TASK INSTRUCTIONS —
1. Replace "anniversary dinner" with "birthday party" in the passage on hockey fans, and write that passage out again beginning at the words "There’s also a" and stopping after "a playoff game.".
2. Answer these questions about the passage on hockey fans:
(a) What does a "TV fan" subscribe to?
(b) Which team would the husband hold season tickets for if they lived in Denver?
(c) In what state does the couple live?
3. Pick up the passage on hockey fans after its final sentence and continue writing it.

DOCUMENT TEXT —
• • •

There’s also a “TV fan,” the kind that subscribes to Center Ice and makes sure to watch and record every game available. This type of fan will reschedule an anniversary dinner to watch a playoff game.
And the third kind of fan is the “REAL FAN.”
This is like a TV fan and a live fan mixed together and on steroids. I mean the kind of fan that attends home games, away games, and records the games to watch again later. Now there are situations where REAL FANS are mistaken for TV fans. I’m sure if we lived in Denver, my husband would be an Avalanche season ticket holder. But we live in Mississippi, and we’re not independently wealthy, so he watches and records every one of the Avs games and has learned to live with that.

• • •

DATASET —
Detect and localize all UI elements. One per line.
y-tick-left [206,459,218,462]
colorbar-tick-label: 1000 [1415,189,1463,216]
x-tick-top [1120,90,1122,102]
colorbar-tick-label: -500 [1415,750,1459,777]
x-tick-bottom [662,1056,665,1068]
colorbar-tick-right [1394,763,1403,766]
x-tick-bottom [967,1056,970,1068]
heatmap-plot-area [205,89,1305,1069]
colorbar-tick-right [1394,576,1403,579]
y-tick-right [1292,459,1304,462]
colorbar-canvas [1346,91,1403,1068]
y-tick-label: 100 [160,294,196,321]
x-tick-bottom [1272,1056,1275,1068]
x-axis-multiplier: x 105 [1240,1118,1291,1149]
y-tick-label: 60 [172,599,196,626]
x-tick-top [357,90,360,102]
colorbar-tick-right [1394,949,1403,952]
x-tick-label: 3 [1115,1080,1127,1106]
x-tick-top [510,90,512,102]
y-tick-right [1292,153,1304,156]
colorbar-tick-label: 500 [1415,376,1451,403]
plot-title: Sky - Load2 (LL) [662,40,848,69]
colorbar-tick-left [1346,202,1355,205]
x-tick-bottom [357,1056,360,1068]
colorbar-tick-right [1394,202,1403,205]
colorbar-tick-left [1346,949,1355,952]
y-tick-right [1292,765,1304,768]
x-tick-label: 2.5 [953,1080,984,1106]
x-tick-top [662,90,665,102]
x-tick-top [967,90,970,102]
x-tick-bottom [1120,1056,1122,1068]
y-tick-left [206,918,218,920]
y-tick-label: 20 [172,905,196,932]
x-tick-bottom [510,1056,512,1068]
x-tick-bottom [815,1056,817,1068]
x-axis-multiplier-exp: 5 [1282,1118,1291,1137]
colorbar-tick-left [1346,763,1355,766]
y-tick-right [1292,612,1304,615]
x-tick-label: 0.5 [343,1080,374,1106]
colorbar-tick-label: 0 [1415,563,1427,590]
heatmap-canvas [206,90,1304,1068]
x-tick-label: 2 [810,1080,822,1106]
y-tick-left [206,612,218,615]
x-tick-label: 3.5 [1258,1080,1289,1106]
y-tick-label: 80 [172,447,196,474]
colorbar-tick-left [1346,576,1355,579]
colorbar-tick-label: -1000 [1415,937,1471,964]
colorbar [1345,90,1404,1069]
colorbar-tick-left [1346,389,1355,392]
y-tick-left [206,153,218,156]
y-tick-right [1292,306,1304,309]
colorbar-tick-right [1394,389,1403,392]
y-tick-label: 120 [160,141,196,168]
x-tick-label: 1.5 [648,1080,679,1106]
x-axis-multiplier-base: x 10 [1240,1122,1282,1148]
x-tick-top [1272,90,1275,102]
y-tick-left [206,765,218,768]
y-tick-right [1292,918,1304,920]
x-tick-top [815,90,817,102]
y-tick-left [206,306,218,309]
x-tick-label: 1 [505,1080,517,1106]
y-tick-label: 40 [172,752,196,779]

• • •

SOLVED PROBLEMS —
1.
There’s also a “TV fan,” the kind that subscribes to Center Ice and makes sure to watch and record every game available. This type of fan will reschedule an birthday party to watch a playoff game.

2.
(a) Center Ice.
(b) The Avalanche.
(c) Mississippi.

3.
While my husband is a REAL FAN, I am definitely not. I am a great live fan, and a pathetic TV fan. We are season ticket holders for our local CHL team, the Memphis RiverKings. I love going to the games. I cheer like crazy, I own jerseys, and I know the players’ stats better than my own PIN number. But when they’re out of town, I’m hardly a fan at all. My husband makes plans to listen to the game on the radio or a web cast, but not me. Occasionally I will listen, if I don’t already have plans, but I’m certainly not going to plan things around a web cast. I want to know the score and of course I want the team to do well, but not being there, it loses something. I need to be there with the team to really get in the game. Maybe it makes me less of a fan. I don’t know. I do know that I’m still a hockey fan, day or night, whether it’s January or June.
So while I may not eat, sleep and bleed hockey, I am very, VERY happy that October is finally here. I can almost smell the ice.